» **Problem to work on**:
Show every line that has the string "text" in it.

Collection entries
■ ■ ■ ■ ■ ■ ■
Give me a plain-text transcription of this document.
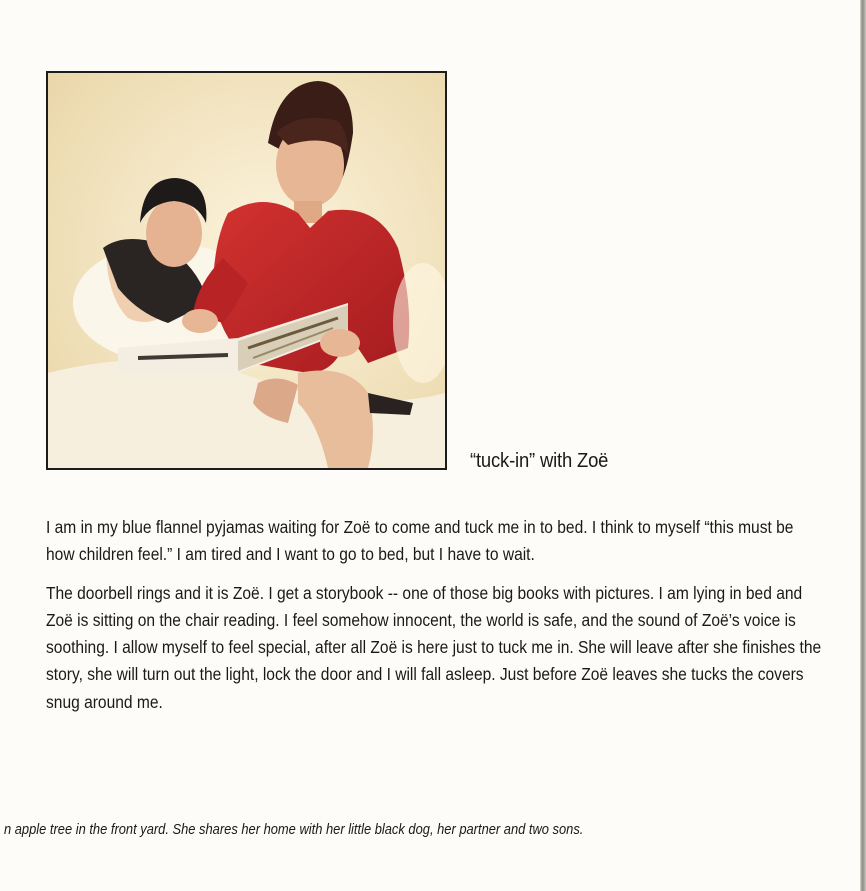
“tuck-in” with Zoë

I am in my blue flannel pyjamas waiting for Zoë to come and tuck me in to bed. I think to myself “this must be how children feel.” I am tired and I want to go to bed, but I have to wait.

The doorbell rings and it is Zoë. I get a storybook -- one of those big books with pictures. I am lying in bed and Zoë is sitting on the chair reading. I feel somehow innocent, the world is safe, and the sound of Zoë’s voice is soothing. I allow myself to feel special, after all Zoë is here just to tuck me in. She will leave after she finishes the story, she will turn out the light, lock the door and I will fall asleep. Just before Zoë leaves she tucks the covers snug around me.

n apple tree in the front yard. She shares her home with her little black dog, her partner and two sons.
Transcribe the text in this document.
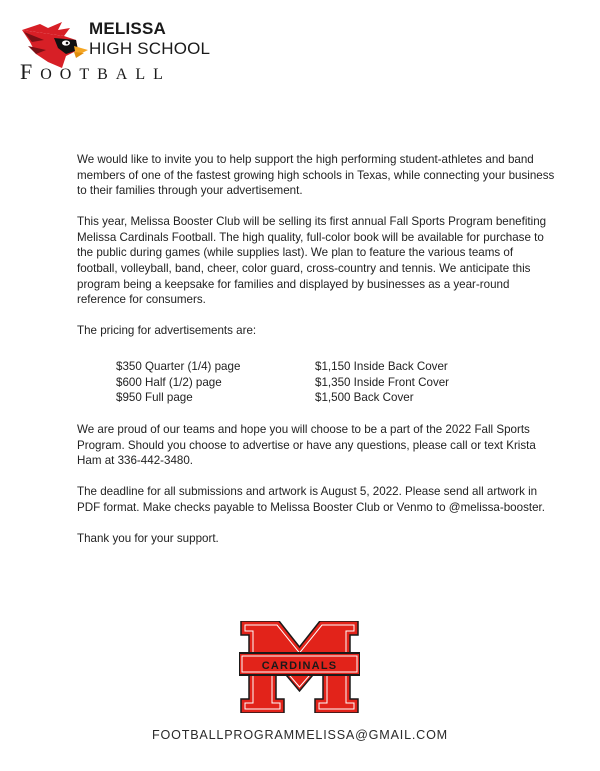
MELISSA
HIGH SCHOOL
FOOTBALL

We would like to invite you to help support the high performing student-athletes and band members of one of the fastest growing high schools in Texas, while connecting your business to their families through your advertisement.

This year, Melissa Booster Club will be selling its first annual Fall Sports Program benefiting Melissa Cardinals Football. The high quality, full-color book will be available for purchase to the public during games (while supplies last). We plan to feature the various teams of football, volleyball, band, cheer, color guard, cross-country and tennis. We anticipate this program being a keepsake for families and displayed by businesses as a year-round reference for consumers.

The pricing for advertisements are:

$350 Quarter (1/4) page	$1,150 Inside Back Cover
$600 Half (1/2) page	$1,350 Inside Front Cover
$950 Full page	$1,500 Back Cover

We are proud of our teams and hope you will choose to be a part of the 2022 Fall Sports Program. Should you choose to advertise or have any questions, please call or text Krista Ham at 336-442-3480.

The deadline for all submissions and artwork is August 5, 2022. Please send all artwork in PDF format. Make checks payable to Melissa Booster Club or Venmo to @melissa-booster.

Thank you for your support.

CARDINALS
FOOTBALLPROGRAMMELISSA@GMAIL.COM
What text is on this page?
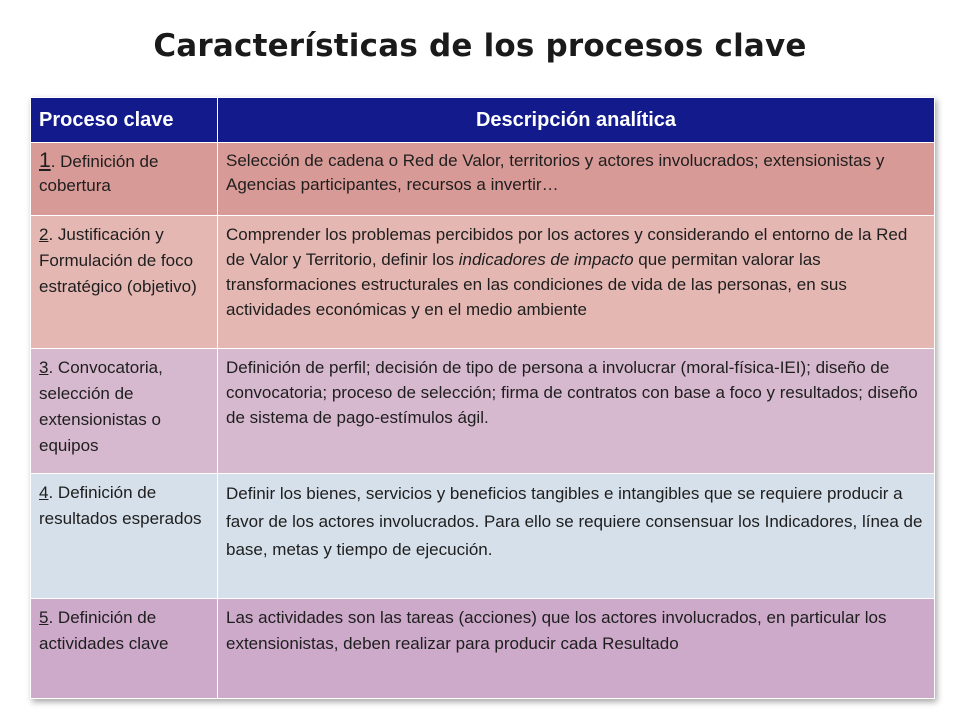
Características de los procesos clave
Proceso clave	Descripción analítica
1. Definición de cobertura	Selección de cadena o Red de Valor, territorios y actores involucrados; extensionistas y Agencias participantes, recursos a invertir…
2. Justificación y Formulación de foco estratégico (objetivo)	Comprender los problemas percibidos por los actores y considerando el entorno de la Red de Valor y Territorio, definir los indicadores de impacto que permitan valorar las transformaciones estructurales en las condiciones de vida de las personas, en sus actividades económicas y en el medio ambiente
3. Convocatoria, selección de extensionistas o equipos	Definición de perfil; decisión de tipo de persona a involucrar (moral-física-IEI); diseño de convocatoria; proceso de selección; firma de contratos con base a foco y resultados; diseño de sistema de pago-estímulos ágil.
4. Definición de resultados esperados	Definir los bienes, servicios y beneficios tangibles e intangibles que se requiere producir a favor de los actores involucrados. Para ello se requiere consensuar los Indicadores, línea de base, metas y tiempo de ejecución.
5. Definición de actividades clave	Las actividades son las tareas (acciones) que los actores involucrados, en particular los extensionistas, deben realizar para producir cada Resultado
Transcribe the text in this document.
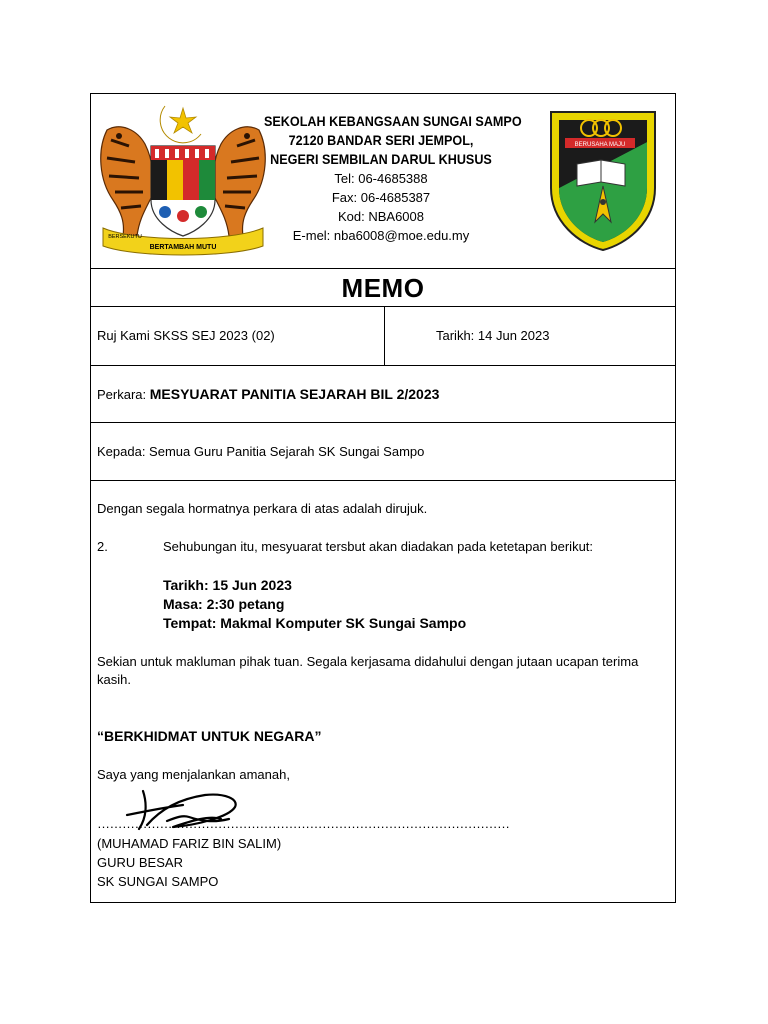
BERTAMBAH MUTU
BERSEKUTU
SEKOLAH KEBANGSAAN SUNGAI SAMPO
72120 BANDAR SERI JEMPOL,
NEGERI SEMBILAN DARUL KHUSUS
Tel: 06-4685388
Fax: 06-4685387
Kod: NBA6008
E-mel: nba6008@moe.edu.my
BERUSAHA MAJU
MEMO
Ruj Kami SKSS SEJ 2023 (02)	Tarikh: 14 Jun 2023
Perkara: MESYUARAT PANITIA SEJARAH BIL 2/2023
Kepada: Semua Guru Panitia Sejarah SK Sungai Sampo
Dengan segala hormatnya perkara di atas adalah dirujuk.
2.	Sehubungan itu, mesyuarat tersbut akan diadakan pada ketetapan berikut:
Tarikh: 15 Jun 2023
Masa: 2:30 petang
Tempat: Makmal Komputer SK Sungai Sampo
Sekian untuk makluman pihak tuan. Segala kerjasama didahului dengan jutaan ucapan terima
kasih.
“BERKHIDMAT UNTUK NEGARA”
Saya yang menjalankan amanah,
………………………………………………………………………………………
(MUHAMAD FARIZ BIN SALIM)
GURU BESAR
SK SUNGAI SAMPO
■ ■ ■ ■ ■ ■ ■
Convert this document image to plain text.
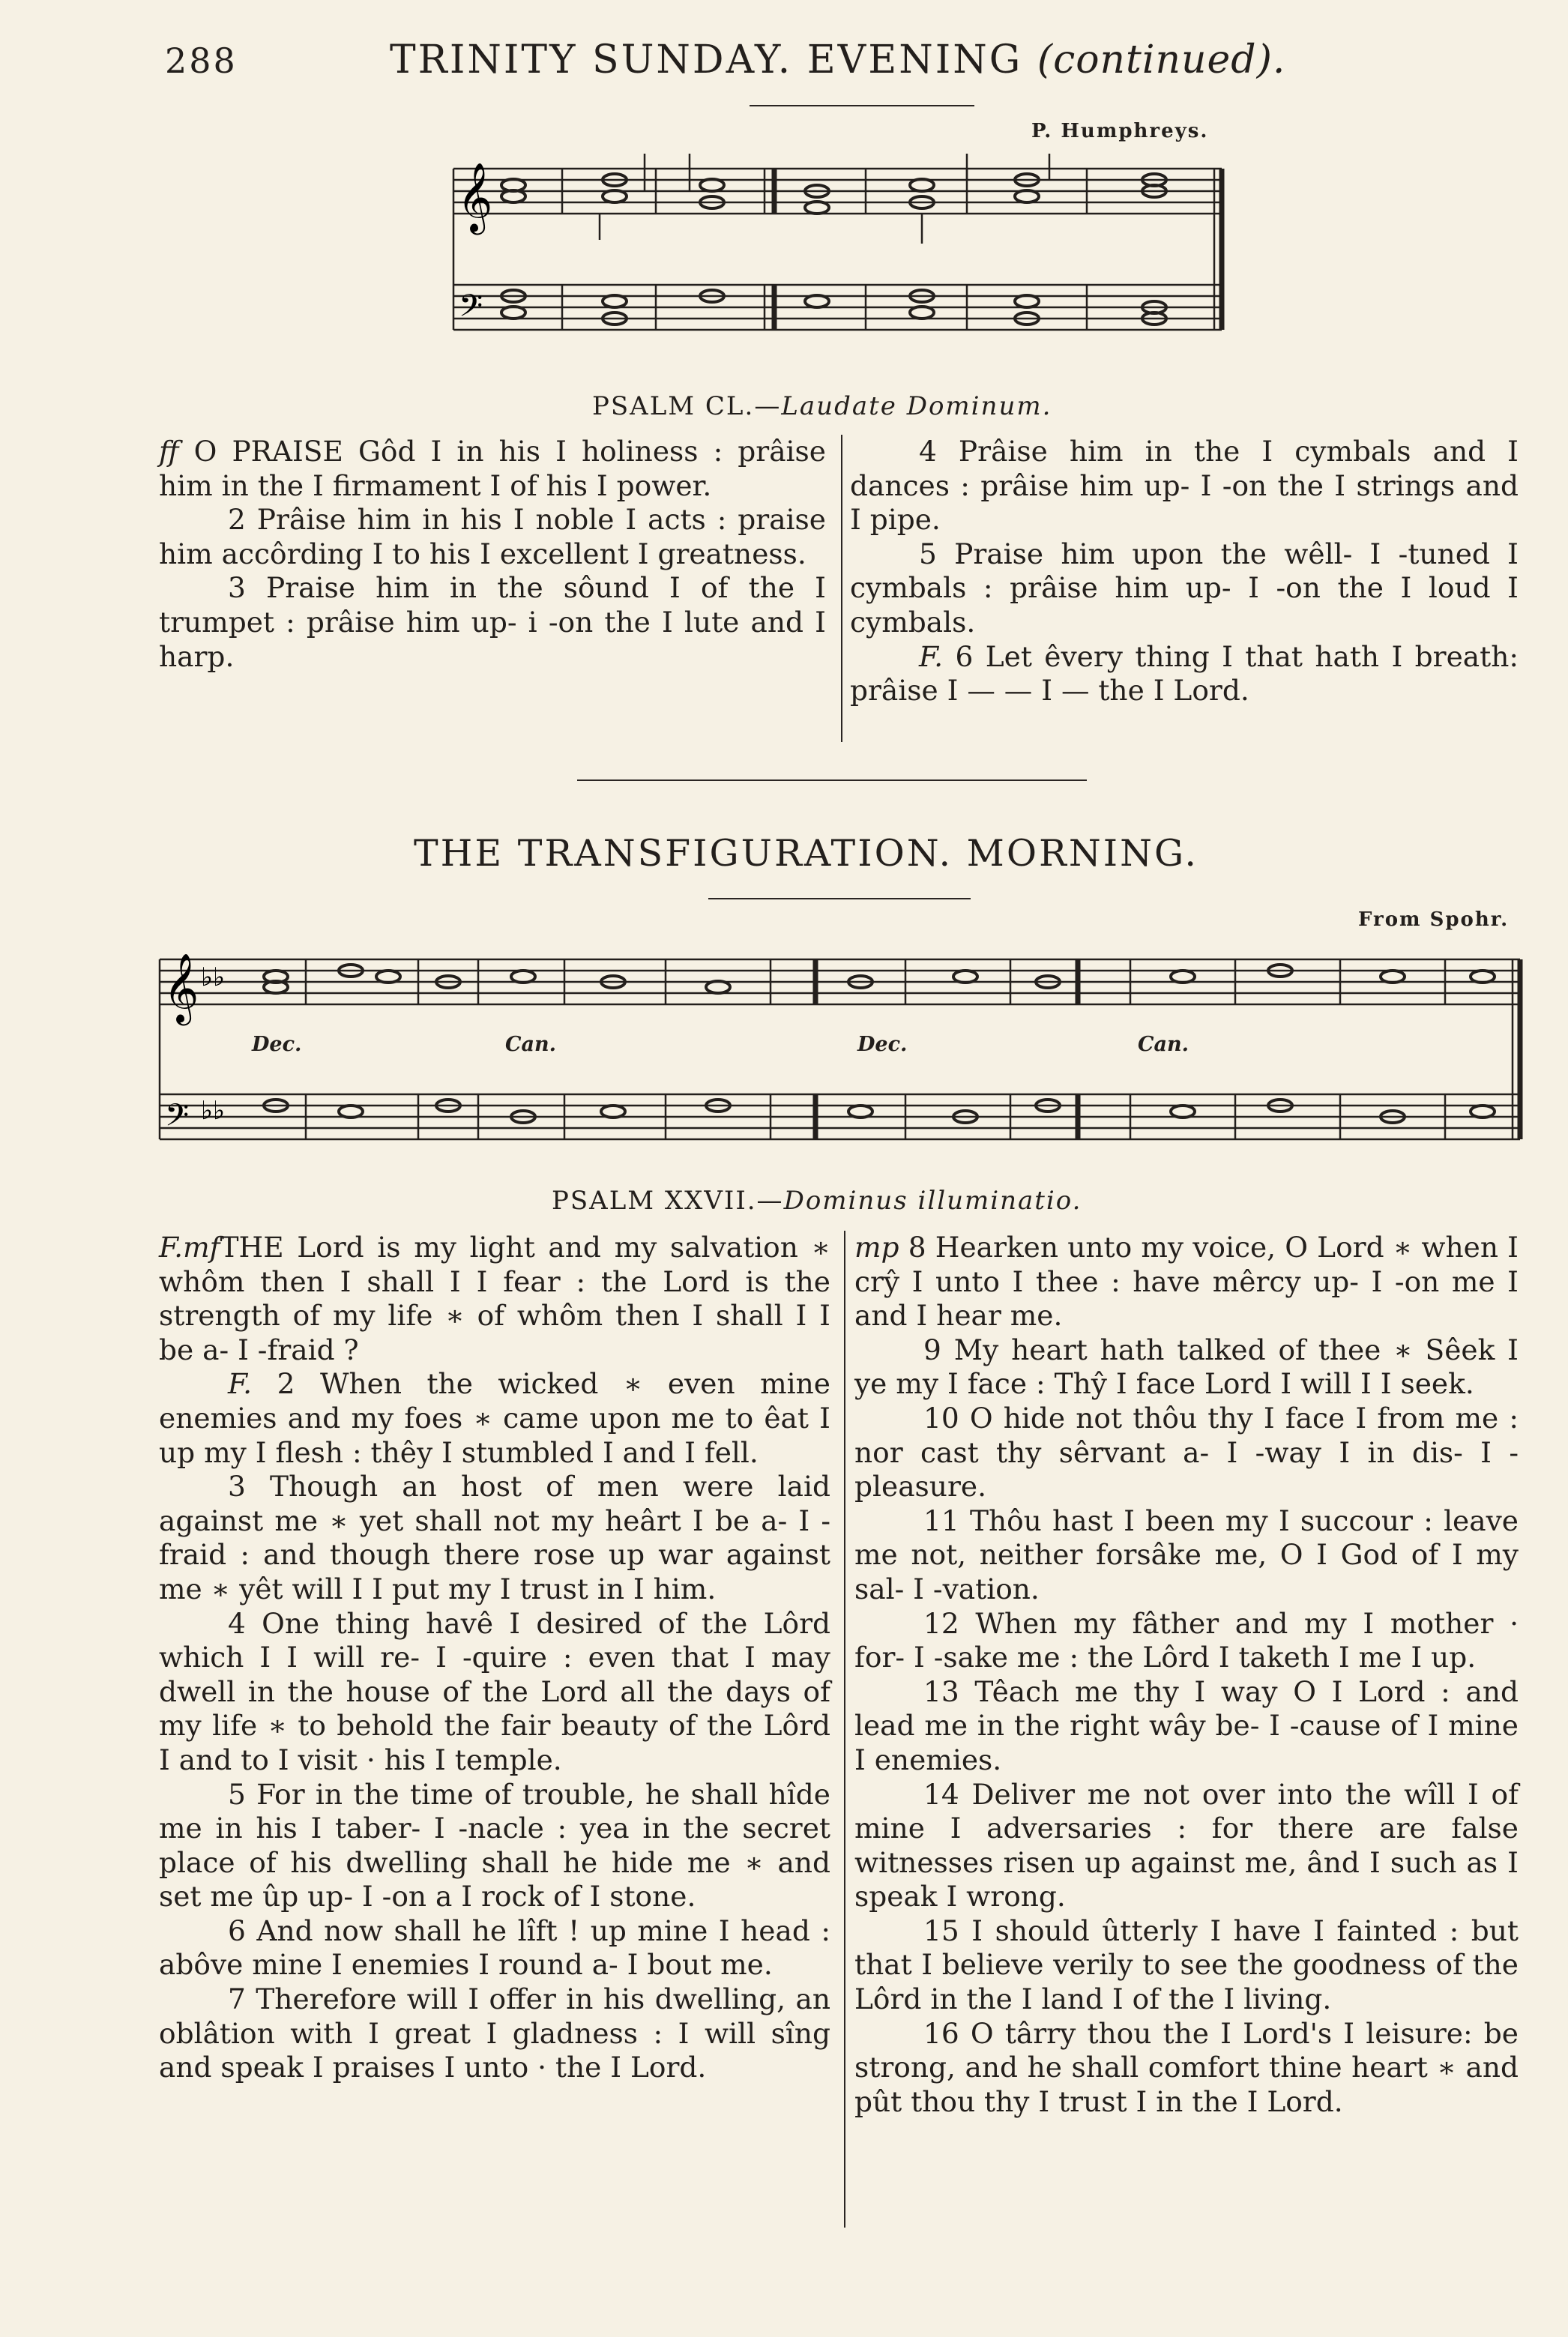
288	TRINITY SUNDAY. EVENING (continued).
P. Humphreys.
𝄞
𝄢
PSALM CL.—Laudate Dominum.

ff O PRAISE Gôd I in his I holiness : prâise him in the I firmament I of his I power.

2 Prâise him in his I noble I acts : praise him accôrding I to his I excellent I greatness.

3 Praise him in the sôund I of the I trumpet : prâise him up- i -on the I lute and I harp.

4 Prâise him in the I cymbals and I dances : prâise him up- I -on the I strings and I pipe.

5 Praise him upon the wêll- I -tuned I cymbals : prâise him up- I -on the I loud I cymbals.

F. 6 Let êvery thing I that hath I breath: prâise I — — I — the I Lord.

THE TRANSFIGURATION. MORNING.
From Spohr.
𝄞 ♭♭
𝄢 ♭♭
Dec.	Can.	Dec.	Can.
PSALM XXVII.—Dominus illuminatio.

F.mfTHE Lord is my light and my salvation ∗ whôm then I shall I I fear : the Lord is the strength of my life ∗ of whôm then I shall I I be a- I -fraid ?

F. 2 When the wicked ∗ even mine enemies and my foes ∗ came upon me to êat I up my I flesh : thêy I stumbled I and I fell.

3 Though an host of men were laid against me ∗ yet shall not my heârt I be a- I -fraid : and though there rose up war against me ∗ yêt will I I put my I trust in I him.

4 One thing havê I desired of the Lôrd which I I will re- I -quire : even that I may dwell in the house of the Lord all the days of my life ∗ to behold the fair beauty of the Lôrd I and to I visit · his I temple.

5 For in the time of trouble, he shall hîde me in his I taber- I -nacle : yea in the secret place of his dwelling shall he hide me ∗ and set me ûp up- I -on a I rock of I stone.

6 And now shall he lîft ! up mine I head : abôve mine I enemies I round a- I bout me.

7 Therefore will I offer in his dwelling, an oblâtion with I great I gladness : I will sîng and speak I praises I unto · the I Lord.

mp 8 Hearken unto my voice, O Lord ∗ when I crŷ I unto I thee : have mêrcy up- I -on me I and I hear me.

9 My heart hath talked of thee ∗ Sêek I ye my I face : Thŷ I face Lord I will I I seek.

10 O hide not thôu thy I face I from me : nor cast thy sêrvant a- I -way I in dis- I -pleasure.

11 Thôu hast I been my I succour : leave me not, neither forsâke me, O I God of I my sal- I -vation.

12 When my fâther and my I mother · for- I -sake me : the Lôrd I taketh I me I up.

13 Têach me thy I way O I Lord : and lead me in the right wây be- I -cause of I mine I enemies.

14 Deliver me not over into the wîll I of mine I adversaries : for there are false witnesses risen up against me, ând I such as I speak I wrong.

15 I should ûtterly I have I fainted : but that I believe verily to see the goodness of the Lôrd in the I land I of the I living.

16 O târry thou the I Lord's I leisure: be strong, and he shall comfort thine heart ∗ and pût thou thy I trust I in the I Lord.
■ ■ ■ ■ ■ ■ ■
» **Solution to the exercise**:
Give me a plain-text transcription of this document.
Transcribe the text in this document.
We are proud of our teams and hope you will choose to be a part of the 2022 Fall Sports Program. Should you choose to advertise or have any questions, please call or text Krista Ham at 336-442-3480.
What text is on this page?
Transcribe the text in this document.
Convert this document image to plain text.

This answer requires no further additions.